Look below. Copy each line that has "JSON" in it.

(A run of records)
========================================

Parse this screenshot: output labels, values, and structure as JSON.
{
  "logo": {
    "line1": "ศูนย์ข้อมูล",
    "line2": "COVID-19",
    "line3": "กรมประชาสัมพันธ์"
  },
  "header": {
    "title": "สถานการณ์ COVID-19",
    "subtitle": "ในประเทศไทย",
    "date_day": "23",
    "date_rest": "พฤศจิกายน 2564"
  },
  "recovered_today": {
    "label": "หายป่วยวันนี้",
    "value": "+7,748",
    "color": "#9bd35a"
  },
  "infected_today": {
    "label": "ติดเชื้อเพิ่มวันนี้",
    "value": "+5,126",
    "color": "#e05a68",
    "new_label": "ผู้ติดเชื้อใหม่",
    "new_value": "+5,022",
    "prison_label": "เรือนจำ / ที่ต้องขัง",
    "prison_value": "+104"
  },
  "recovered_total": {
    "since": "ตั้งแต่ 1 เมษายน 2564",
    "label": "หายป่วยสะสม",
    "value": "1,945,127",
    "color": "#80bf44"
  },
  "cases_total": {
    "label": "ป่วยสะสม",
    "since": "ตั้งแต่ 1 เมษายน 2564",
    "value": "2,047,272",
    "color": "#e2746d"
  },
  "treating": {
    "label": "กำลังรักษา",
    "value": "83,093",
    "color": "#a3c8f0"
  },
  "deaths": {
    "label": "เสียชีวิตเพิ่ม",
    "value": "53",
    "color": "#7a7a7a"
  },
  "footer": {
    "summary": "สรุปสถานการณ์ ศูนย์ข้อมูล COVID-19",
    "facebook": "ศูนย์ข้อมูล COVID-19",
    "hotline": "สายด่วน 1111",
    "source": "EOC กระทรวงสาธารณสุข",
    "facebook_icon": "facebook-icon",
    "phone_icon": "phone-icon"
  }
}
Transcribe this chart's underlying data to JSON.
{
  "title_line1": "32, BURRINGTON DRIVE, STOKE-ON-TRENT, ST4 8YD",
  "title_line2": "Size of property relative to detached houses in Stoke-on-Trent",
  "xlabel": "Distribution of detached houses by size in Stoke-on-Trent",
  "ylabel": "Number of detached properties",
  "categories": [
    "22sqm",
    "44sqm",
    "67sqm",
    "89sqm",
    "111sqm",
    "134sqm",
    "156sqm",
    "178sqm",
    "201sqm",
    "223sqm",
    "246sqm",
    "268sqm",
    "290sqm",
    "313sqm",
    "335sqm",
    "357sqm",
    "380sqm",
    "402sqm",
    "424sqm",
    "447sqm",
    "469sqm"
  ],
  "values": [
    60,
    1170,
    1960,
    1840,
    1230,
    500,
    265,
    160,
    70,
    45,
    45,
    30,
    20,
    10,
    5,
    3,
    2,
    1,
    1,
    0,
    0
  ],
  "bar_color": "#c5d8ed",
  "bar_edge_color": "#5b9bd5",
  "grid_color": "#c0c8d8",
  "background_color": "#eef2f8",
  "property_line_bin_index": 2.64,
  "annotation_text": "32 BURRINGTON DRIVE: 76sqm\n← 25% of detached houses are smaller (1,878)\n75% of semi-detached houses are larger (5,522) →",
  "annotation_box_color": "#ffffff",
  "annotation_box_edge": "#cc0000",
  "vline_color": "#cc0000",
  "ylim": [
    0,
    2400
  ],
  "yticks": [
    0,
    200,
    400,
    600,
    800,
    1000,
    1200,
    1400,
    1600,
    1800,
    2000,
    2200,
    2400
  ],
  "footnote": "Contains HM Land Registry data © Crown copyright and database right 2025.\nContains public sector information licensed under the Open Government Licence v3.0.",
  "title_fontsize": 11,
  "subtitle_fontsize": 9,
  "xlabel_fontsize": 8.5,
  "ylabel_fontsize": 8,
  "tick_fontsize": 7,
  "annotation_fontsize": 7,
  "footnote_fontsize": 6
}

========================================

--- Correct output ---
Parse this screenshot: output labels, values, and structure as JSON.
Transcribe this chart's underlying data to JSON.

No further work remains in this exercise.